▶ _What you will do_
Copy every entry exactly as given, minus the images.

---------- Record excerpts

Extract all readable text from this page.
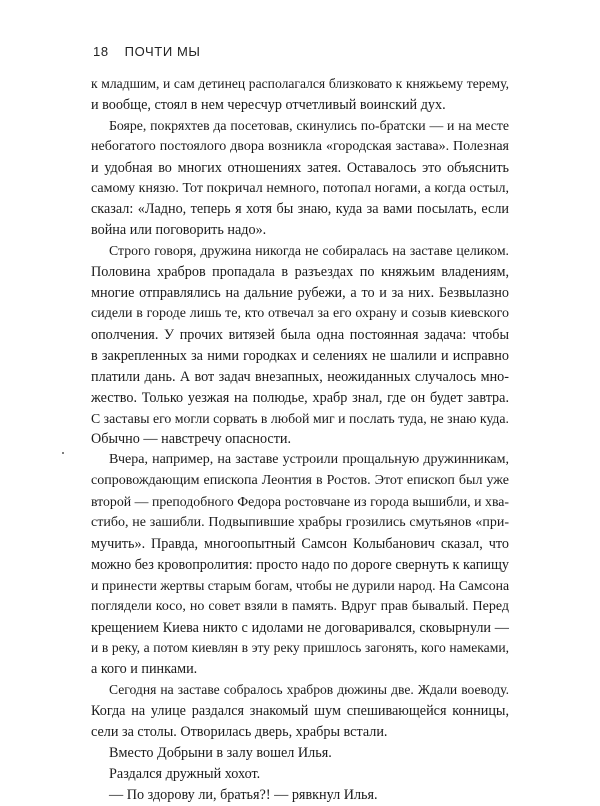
18 ПОЧТИ МЫ

к младшим, и сам детинец располагался близковато к княжьему терему,
и вообще, стоял в нем чересчур отчетливый воинский дух.

Бояре, покряхтев да посетовав, скинулись по-братски — и на месте
небогатого постоялого двора возникла «городская застава». Полезная
и удобная во многих отношениях затея. Оставалось это объяснить
самому князю. Тот покричал немного, потопал ногами, а когда остыл,
сказал: «Ладно, теперь я хотя бы знаю, куда за вами посылать, если
война или поговорить надо».

Строго говоря, дружина никогда не собиралась на заставе целиком.
Половина храбров пропадала в разъездах по княжьим владениям,
многие отправлялись на дальние рубежи, а то и за них. Безвылазно
сидели в городе лишь те, кто отвечал за его охрану и созыв киевского
ополчения. У прочих витязей была одна постоянная задача: чтобы
в закрепленных за ними городках и селениях не шалили и исправно
платили дань. А вот задач внезапных, неожиданных случалось мно-
жество. Только уезжая на полюдье, храбр знал, где он будет завтра.
С заставы его могли сорвать в любой миг и послать туда, не знаю куда.
Обычно — навстречу опасности.

Вчера, например, на заставе устроили прощальную дружинникам,
сопровождающим епископа Леонтия в Ростов. Этот епископ был уже
второй — преподобного Федора ростовчане из города вышибли, и хва-
стибо, не зашибли. Подвыпившие храбры грозились смутьянов «при-
мучить». Правда, многоопытный Самсон Колыбанович сказал, что
можно без кровопролития: просто надо по дороге свернуть к капищу
и принести жертвы старым богам, чтобы не дурили народ. На Самсона
поглядели косо, но совет взяли в память. Вдруг прав бывалый. Перед
крещением Киева никто с идолами не договаривался, сковырнули —
и в реку, а потом киевлян в эту реку пришлось загонять, кого намеками,
а кого и пинками.

Сегодня на заставе собралось храбров дюжины две. Ждали воеводу.
Когда на улице раздался знакомый шум спешивающейся конницы,
сели за столы. Отворилась дверь, храбры встали.

Вместо Добрыни в залу вошел Илья.

Раздался дружный хохот.

— По здорову ли, братья?! — рявкнул Илья.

--------------------

▶ _The completed task_
Extract all readable text from this page.
18 ПОЧТИ МЫ

к младшим, и сам детинец располагался близковато к княжьему терему,
и вообще, стоял в нем чересчур отчетливый воинский дух.

Бояре, покряхтев да посетовав, скинулись по-братски — и на месте
небогатого постоялого двора возникла «городская застава». Полезная
и удобная во многих отношениях затея. Оставалось это объяснить
самому князю. Тот покричал немного, потопал ногами, а когда остыл,
сказал: «Ладно, теперь я хотя бы знаю, куда за вами посылать, если
война или поговорить надо».

Строго говоря, дружина никогда не собиралась на заставе целиком.
Половина храбров пропадала в разъездах по княжьим владениям,
многие отправлялись на дальние рубежи, а то и за них. Безвылазно
сидели в городе лишь те, кто отвечал за его охрану и созыв киевского
ополчения. У прочих витязей была одна постоянная задача: чтобы
в закрепленных за ними городках и селениях не шалили и исправно
платили дань. А вот задач внезапных, неожиданных случалось мно-
жество. Только уезжая на полюдье, храбр знал, где он будет завтра.
С заставы его могли сорвать в любой миг и послать туда, не знаю куда.
Обычно — навстречу опасности.

Вчера, например, на заставе устроили прощальную дружинникам,
сопровождающим епископа Леонтия в Ростов. Этот епископ был уже
второй — преподобного Федора ростовчане из города вышибли, и хва-
стибо, не зашибли. Подвыпившие храбры грозились смутьянов «при-
мучить». Правда, многоопытный Самсон Колыбанович сказал, что
можно без кровопролития: просто надо по дороге свернуть к капищу
и принести жертвы старым богам, чтобы не дурили народ. На Самсона
поглядели косо, но совет взяли в память. Вдруг прав бывалый. Перед
крещением Киева никто с идолами не договаривался, сковырнули —
и в реку, а потом киевлян в эту реку пришлось загонять, кого намеками,
а кого и пинками.

Сегодня на заставе собралось храбров дюжины две. Ждали воеводу.
Когда на улице раздался знакомый шум спешивающейся конницы,
сели за столы. Отворилась дверь, храбры встали.

Вместо Добрыни в залу вошел Илья.

Раздался дружный хохот.

— По здорову ли, братья?! — рявкнул Илья.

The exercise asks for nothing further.